- **SHORT TASK**
Spot each line that carries the word "JSON"; copy those lines.

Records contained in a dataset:
◇ ◇ ◇ ◇
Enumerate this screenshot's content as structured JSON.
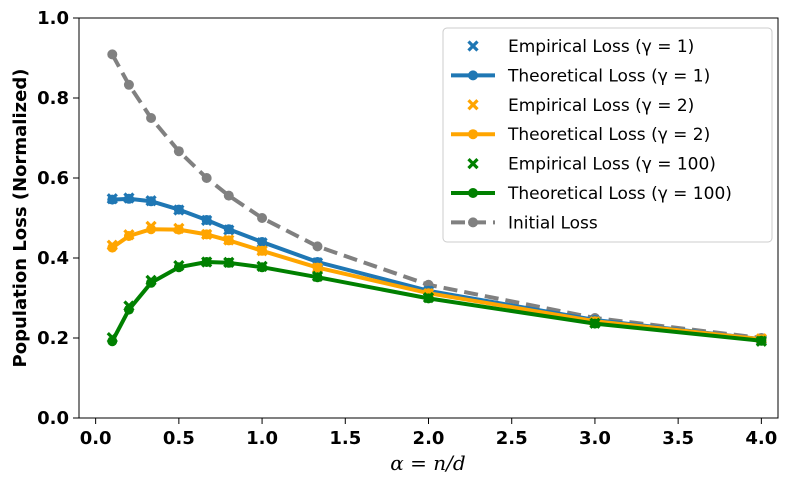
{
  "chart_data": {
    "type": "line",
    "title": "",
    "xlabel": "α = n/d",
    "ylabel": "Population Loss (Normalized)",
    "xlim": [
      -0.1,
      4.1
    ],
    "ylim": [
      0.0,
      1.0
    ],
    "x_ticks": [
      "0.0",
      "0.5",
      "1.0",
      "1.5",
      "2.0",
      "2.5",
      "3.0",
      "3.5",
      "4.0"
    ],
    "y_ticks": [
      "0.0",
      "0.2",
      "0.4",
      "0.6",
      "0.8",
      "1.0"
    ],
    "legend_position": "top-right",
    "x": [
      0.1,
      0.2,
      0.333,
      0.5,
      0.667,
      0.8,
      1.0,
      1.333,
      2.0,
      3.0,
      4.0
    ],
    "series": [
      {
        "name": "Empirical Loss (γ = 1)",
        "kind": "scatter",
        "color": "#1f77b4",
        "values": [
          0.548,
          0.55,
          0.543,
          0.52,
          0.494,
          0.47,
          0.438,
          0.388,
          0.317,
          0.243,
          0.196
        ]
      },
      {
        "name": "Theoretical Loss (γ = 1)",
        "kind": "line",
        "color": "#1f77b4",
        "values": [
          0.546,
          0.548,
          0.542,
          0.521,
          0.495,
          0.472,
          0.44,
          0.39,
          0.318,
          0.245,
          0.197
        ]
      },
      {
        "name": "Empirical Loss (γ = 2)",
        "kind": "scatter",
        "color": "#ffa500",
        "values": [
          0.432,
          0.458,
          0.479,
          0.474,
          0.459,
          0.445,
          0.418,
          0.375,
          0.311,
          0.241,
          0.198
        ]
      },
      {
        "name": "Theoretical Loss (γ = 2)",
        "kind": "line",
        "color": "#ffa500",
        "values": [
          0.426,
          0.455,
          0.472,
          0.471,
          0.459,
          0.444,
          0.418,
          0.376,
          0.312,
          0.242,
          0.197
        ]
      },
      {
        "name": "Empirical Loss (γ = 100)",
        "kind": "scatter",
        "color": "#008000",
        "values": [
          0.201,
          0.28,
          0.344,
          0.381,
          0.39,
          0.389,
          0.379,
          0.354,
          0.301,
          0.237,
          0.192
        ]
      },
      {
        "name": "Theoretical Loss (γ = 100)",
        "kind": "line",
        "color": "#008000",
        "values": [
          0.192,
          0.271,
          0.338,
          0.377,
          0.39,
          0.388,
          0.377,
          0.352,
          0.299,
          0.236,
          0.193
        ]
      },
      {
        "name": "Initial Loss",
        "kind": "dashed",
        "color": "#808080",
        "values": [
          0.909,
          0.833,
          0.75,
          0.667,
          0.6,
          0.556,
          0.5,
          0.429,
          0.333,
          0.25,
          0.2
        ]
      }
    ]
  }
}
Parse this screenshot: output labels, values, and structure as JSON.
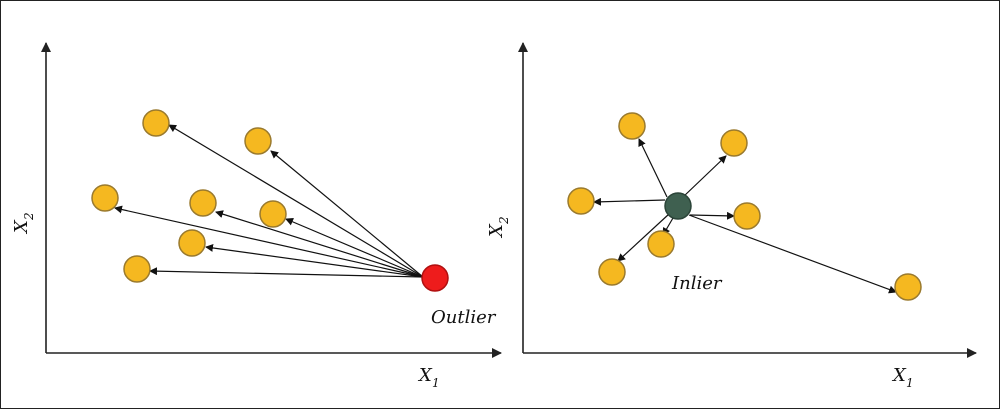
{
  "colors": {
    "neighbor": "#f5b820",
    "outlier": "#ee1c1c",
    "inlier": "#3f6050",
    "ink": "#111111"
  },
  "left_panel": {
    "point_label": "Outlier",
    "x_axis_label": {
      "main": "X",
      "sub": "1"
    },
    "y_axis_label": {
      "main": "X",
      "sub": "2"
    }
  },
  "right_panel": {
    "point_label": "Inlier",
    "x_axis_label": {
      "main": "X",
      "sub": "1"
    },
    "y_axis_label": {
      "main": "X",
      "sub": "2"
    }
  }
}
◇ ◇ ◇ ◇
- **SOLUTION TO THIS TASK**
Enumerate this screenshot's content as structured JSON.
Parse this screenshot: output labels, values, and structure as JSON.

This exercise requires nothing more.